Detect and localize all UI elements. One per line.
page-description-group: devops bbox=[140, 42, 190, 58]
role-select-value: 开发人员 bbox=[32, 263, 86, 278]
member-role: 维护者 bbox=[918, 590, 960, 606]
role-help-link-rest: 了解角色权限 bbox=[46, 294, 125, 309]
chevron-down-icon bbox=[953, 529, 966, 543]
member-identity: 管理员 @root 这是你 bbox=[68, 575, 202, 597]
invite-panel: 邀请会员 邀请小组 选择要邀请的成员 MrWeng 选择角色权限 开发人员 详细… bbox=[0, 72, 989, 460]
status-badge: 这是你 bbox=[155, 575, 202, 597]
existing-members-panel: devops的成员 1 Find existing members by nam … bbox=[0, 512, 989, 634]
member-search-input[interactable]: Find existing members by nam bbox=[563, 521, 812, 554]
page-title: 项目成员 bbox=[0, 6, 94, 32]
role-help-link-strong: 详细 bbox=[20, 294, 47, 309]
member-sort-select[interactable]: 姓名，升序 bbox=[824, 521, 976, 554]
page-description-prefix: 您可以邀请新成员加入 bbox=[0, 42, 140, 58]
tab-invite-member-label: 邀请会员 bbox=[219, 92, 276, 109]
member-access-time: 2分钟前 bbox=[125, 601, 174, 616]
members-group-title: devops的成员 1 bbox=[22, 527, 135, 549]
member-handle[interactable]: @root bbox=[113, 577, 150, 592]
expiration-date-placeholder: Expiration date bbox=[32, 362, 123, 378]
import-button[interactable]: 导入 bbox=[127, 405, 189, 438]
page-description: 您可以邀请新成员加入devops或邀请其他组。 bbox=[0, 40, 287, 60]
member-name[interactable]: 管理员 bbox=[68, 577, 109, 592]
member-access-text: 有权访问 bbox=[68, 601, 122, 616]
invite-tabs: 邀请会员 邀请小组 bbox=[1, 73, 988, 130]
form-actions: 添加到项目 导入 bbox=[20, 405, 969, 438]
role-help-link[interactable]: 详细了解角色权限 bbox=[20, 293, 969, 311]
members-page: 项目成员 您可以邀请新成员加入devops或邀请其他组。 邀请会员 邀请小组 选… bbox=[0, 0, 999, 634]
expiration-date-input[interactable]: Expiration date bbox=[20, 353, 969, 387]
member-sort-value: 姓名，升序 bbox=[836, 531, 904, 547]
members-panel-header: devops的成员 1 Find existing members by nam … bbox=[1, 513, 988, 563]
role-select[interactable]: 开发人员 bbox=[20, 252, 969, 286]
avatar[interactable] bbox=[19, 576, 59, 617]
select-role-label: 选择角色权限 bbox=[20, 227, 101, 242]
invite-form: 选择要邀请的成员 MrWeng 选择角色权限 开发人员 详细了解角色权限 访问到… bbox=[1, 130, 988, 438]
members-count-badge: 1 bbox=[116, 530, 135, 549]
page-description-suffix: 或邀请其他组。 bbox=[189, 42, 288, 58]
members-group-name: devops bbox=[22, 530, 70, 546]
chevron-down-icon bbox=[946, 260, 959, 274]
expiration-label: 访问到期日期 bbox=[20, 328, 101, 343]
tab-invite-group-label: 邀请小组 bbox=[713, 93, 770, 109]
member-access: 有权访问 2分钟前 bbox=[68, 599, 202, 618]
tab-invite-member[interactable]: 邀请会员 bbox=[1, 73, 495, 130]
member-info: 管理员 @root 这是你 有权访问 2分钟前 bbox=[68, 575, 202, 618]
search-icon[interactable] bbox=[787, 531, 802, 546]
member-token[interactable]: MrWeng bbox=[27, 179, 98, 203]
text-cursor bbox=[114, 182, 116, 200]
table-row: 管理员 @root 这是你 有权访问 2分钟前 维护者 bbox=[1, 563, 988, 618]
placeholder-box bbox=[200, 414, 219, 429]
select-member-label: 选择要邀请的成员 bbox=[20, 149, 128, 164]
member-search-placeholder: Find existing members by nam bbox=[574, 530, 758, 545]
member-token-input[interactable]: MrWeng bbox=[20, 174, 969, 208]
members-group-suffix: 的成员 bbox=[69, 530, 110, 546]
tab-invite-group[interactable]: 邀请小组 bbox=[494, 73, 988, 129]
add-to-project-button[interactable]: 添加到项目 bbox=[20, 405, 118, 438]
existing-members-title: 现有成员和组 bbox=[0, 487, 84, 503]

□ □ □ □ □ □ □

» What is expected
Please copy out the rows above, from the first one through the line that contains "role-help-link[interactable]: 详细了解角色权限 bbox=[20, 293, 969, 311]", including that line.

» Solution below
Detect and localize all UI elements. One per line.
page-description-group: devops bbox=[140, 42, 190, 58]
role-select-value: 开发人员 bbox=[32, 263, 86, 278]
member-role: 维护者 bbox=[918, 590, 960, 606]
role-help-link-rest: 了解角色权限 bbox=[46, 294, 125, 309]
chevron-down-icon bbox=[953, 529, 966, 543]
member-identity: 管理员 @root 这是你 bbox=[68, 575, 202, 597]
invite-panel: 邀请会员 邀请小组 选择要邀请的成员 MrWeng 选择角色权限 开发人员 详细… bbox=[0, 72, 989, 460]
status-badge: 这是你 bbox=[155, 575, 202, 597]
existing-members-panel: devops的成员 1 Find existing members by nam … bbox=[0, 512, 989, 634]
member-search-input[interactable]: Find existing members by nam bbox=[563, 521, 812, 554]
page-title: 项目成员 bbox=[0, 6, 94, 32]
role-help-link-strong: 详细 bbox=[20, 294, 47, 309]
member-sort-select[interactable]: 姓名，升序 bbox=[824, 521, 976, 554]
page-description-prefix: 您可以邀请新成员加入 bbox=[0, 42, 140, 58]
tab-invite-member-label: 邀请会员 bbox=[219, 92, 276, 109]
member-access-time: 2分钟前 bbox=[125, 601, 174, 616]
members-group-title: devops的成员 1 bbox=[22, 527, 135, 549]
member-handle[interactable]: @root bbox=[113, 577, 150, 592]
expiration-date-placeholder: Expiration date bbox=[32, 362, 123, 378]
import-button[interactable]: 导入 bbox=[127, 405, 189, 438]
page-description: 您可以邀请新成员加入devops或邀请其他组。 bbox=[0, 40, 287, 60]
member-name[interactable]: 管理员 bbox=[68, 577, 109, 592]
member-access-text: 有权访问 bbox=[68, 601, 122, 616]
invite-tabs: 邀请会员 邀请小组 bbox=[1, 73, 988, 130]
form-actions: 添加到项目 导入 bbox=[20, 405, 969, 438]
role-help-link[interactable]: 详细了解角色权限 bbox=[20, 293, 969, 311]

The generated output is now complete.